→ What the exercise asks: Identify the lines that contain the word "this", then copy them.

→ Raw data:
☆ ☆ ☆ ☆ ☆
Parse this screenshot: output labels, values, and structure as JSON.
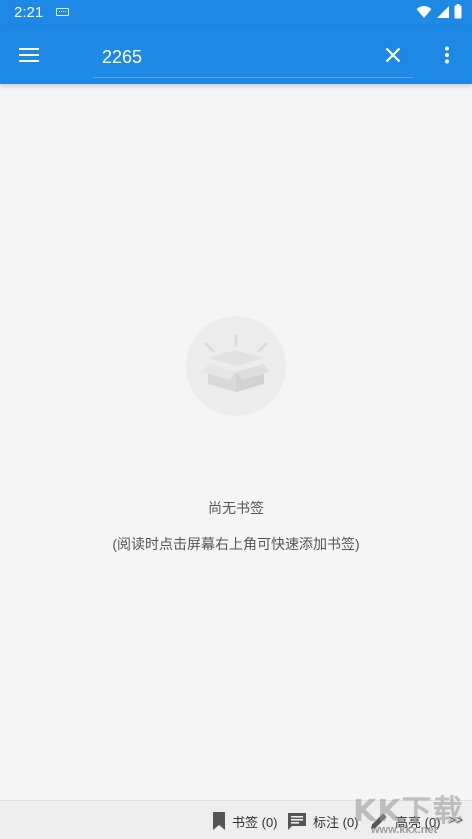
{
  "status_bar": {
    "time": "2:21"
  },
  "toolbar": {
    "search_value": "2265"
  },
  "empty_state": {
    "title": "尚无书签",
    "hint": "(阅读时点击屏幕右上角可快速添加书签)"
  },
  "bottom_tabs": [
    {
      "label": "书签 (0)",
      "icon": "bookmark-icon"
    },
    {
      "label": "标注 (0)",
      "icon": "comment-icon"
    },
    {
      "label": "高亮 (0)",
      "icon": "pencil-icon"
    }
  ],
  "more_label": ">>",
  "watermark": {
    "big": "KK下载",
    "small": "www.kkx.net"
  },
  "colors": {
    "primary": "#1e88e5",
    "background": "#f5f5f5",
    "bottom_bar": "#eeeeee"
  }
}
☆ ☆ ☆ ☆ ☆
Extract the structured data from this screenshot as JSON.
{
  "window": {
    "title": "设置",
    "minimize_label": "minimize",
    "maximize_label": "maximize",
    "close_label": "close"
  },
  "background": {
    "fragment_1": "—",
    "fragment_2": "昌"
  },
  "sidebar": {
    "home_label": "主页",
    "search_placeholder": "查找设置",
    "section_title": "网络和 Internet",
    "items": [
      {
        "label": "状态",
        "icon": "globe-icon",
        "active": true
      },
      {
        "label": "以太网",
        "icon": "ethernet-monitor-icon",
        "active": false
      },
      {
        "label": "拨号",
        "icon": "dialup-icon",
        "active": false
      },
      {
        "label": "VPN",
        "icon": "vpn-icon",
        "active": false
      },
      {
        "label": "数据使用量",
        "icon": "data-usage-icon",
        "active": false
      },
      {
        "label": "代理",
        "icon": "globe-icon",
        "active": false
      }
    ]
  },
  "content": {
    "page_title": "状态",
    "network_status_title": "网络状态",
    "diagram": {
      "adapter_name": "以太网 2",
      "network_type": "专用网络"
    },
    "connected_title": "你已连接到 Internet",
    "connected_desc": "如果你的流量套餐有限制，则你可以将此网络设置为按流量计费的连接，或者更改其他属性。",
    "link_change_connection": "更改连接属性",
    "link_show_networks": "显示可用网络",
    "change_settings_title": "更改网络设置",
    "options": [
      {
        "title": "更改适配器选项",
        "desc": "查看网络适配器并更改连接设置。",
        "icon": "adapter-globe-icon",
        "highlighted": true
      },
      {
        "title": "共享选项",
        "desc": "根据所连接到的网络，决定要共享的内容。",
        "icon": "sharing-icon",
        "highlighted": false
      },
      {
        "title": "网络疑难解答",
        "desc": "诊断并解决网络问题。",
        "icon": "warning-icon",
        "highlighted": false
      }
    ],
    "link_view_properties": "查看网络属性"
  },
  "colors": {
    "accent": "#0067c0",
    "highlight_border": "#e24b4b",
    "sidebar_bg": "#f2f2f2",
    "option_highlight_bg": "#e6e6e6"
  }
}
☆ ☆ ☆ ☆ ☆
→ Written solution:
Parse this screenshot: output labels, values, and structure as JSON.
Extract the structured data from this screenshot as JSON.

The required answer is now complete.